Source data:
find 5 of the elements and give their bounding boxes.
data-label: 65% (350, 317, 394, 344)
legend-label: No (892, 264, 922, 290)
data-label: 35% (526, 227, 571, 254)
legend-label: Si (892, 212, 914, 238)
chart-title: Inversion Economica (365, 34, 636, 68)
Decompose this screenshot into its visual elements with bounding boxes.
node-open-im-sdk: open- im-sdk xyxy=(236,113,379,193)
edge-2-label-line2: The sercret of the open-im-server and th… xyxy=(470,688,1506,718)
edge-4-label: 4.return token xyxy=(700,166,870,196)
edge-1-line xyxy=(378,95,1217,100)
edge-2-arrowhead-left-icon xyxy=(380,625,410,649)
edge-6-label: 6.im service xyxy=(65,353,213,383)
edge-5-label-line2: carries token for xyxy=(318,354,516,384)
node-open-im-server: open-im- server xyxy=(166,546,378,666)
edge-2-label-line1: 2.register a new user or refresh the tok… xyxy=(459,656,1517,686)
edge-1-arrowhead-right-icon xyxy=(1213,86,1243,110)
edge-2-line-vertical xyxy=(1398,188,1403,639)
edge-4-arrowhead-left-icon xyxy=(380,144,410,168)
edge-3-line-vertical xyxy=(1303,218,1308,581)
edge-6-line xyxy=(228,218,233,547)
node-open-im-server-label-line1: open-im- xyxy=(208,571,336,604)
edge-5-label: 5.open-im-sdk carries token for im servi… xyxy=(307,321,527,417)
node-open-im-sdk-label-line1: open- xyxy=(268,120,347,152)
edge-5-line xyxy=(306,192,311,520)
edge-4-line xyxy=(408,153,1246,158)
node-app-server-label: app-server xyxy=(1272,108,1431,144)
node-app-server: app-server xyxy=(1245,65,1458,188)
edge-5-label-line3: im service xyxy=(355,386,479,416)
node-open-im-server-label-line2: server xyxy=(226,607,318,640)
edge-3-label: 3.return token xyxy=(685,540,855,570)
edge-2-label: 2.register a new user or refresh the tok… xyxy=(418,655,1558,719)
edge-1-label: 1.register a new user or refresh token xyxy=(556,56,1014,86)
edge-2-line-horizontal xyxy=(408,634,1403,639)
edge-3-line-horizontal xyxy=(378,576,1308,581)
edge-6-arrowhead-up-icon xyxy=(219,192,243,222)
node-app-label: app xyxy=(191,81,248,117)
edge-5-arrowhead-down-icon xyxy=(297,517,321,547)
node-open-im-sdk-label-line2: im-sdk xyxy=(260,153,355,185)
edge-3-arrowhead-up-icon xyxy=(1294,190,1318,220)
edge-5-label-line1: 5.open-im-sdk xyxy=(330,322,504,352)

What is required: Retype all of the rows above character for character, with nothing added, dropped, or changed.

Worked solution:
find 5 of the elements and give their bounding boxes.
data-label: 65% (350, 317, 394, 344)
legend-label: No (892, 264, 922, 290)
data-label: 35% (526, 227, 571, 254)
legend-label: Si (892, 212, 914, 238)
chart-title: Inversion Economica (365, 34, 636, 68)
Decompose this screenshot into its visual elements with bounding boxes.
node-open-im-sdk: open- im-sdk xyxy=(236,113,379,193)
edge-2-label-line2: The sercret of the open-im-server and th… xyxy=(470,688,1506,718)
edge-4-label: 4.return token xyxy=(700,166,870,196)
edge-1-line xyxy=(378,95,1217,100)
edge-2-arrowhead-left-icon xyxy=(380,625,410,649)
edge-6-label: 6.im service xyxy=(65,353,213,383)
edge-5-label-line2: carries token for xyxy=(318,354,516,384)
node-open-im-server: open-im- server xyxy=(166,546,378,666)
edge-2-label-line1: 2.register a new user or refresh the tok… xyxy=(459,656,1517,686)
edge-1-arrowhead-right-icon xyxy=(1213,86,1243,110)
edge-2-line-vertical xyxy=(1398,188,1403,639)
edge-4-arrowhead-left-icon xyxy=(380,144,410,168)
edge-3-line-vertical xyxy=(1303,218,1308,581)
edge-6-line xyxy=(228,218,233,547)
node-open-im-server-label-line1: open-im- xyxy=(208,571,336,604)
edge-5-label: 5.open-im-sdk carries token for im servi… xyxy=(307,321,527,417)
node-open-im-sdk-label-line1: open- xyxy=(268,120,347,152)
edge-5-line xyxy=(306,192,311,520)
edge-4-line xyxy=(408,153,1246,158)
node-app-server-label: app-server xyxy=(1272,108,1431,144)
node-app-server: app-server xyxy=(1245,65,1458,188)
edge-5-label-line3: im service xyxy=(355,386,479,416)
node-open-im-server-label-line2: server xyxy=(226,607,318,640)
edge-3-label: 3.return token xyxy=(685,540,855,570)
edge-2-label: 2.register a new user or refresh the tok… xyxy=(418,655,1558,719)
edge-1-label: 1.register a new user or refresh token xyxy=(556,56,1014,86)
edge-2-line-horizontal xyxy=(408,634,1403,639)
edge-3-line-horizontal xyxy=(378,576,1308,581)
edge-6-arrowhead-up-icon xyxy=(219,192,243,222)
node-app-label: app xyxy=(191,81,248,117)
edge-5-arrowhead-down-icon xyxy=(297,517,321,547)
node-open-im-sdk-label-line2: im-sdk xyxy=(260,153,355,185)
edge-3-arrowhead-up-icon xyxy=(1294,190,1318,220)
edge-5-label-line1: 5.open-im-sdk xyxy=(330,322,504,352)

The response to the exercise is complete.